Required task 1 = Change "Cannes" to "Venice" in the San Francisco festival review between "POLITICS AND PECKING" and "hand to participate.", inclusive, and write out that stretch of text.
Required task 2 = Carry the San Francisco festival review forward from its last sentence.

Reading text =
THIS IS JUST A PARTIAL OVERVIEW; There's no way one person can see over two hundred films or "film events" in five weeks, the total time the press is allowed access to the SFIFF selections, and in real terms rating a big film festival is therefore strictly speaking impossible, but based on my random samplings I have some comments.

THE SFIFF'S NEW DIRECTOR is Graham Leggett, who's Scottish-born but a previous Bay Area resident and Stanford graduate. He was Director of Communications of the Film Society at Lincoln Center, where I met him at the NYFF press screenings. I like Graham's clarity and enthusiasm, and even his dour Scot side suggests he'll brook no nonsense, though he is great at hyping films and that's an important part of his job. He seems thoroughly energized and stoked about what he's doing here and well poised to liven things up over the next couple of years. His arrival is a hopeful note for the festival.

POLITICS AND PECKING ORDERS OF FESTIVALS is a topic still new to me; but it seems San Francisco might be at a disadvantage coming when it does. It ends just a couple weeks before Cannes begins. Big films are held for a first appearance at Cannes, which looks like being the beginning of the annual international festival cycle. Movie promoters may not want to dilute the big Cannes buzz by debuting their products at San Francisco -- or anywhere else that isn't a major festival venue.

THE SFIFF IS VIABLE AND WORTHWHILE because it plays to a large, sophisticated, and eager local audience. And there are a lot of filmmakers including some big guys who've escaped Hollywood to live up here, which increases the pool of celebs and talents at hand to participate.

THE SFIFF'S MOST DIRECT COMPETITION might be the new and smaller (by about a hundred films) Tribeca Film Festival, which comes in almost the same calendar spot and being in New York City has a powerhouse of talent to promote and run it. My guess is Tribeca may have had more new or offbeat stuff. Unlike the SFIFF, it naturally avoided any movies that had been screened previously in New York. Some of the best movies at SFIFF in my opinion that were not new to festivals, had been shown last year or this spring in New York.

Extracted material =
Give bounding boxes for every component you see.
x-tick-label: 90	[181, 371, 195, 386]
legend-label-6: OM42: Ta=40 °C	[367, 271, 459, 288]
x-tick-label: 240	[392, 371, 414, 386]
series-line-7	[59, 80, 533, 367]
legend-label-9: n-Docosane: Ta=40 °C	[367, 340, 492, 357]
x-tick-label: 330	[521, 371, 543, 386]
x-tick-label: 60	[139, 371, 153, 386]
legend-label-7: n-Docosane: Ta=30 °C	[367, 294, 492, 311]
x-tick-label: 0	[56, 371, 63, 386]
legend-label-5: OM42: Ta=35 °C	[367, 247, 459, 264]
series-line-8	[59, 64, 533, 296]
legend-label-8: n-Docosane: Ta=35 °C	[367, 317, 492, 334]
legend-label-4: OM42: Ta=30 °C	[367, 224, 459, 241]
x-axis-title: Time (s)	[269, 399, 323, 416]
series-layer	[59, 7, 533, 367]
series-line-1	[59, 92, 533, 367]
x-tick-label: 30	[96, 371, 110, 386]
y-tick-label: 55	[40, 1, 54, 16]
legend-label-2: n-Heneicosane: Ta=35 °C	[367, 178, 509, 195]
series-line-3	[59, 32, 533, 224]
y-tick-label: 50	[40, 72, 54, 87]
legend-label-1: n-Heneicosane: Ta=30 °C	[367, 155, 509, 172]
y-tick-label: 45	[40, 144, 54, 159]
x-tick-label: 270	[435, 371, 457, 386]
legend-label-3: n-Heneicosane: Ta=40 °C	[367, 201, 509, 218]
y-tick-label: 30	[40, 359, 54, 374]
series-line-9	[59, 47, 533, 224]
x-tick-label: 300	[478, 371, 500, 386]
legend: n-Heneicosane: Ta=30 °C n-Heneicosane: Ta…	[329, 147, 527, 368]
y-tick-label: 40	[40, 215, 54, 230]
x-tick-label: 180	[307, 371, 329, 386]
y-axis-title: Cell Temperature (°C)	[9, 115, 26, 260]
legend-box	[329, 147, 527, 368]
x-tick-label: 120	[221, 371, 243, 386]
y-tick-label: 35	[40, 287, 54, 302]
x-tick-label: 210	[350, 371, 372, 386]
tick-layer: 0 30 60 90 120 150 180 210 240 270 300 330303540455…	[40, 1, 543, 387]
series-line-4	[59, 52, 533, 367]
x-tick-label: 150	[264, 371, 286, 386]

Output 1 =
POLITICS AND PECKING ORDERS OF FESTIVALS is a topic still new to me; but it seems San Francisco might be at a disadvantage coming when it does. It ends just a couple weeks before Venice begins. Big films are held for a first appearance at Venice, which looks like being the beginning of the annual international festival cycle. Movie promoters may not want to dilute the big Venice buzz by debuting their products at San Francisco -- or anywhere else that isn't a major festival venue.

THE SFIFF IS VIABLE AND WORTHWHILE because it plays to a large, sophisticated, and eager local audience. And there are a lot of filmmakers including some big guys who've escaped Hollywood to live up here, which increases the pool of celebs and talents at hand to participate.

Output 2 =
LATIN AMERICA was confirmed for me as a great source of new filmmaking talent. Out of the 40 or so films/events of the SFIFF that I saw the most exciting new names were Alicia Scherson, whose Play is a witty, highly observant story of people wandering around in Santiago de Chile; and Ricardo Benet, a Mexican, whose News from Afar/Noticias lejanas is a haunting coming of age story that's also about marginalization. (And maybe globalization; but that word is being so overused in film talk it's becoming increasingly meaningless.) Each of these two Spanish-language movies provided the exhilaration of witnessing a brilliant, fully achieved first feature, and was a sign Latin America may be a hotbed of film creativity in years to come.

GREAT STUFF AT THE SFIFF I'D SEEN BEFORE: Sokurov's The Sun achieves greatness, Hou's Three Times is partly great, Chéreau's Gabrielle and Garrel's Regular Lovers are unforgettable: I had seen these four films at the NYFF. Two French selections were also repeats from New York, from the Rendez-Vous with French Cinema put on by the Film Society at Lincoln Center this March. Of these, I Saw Ben Barka Killed is somewhat dispensable (though worthy of attention if you're into modern French colonial history), but the second -- another story entirely -- Beauvois' Le Petit Lieutenant -- is an absolutely terrific cop flick, like many other cop flicks in every way except that it's more touching, more real, more felt and personal, and, for a French one, unusually sympathetic to cops. Tribeca didn't show any of these, because New Yorkers had already had a chance to see them.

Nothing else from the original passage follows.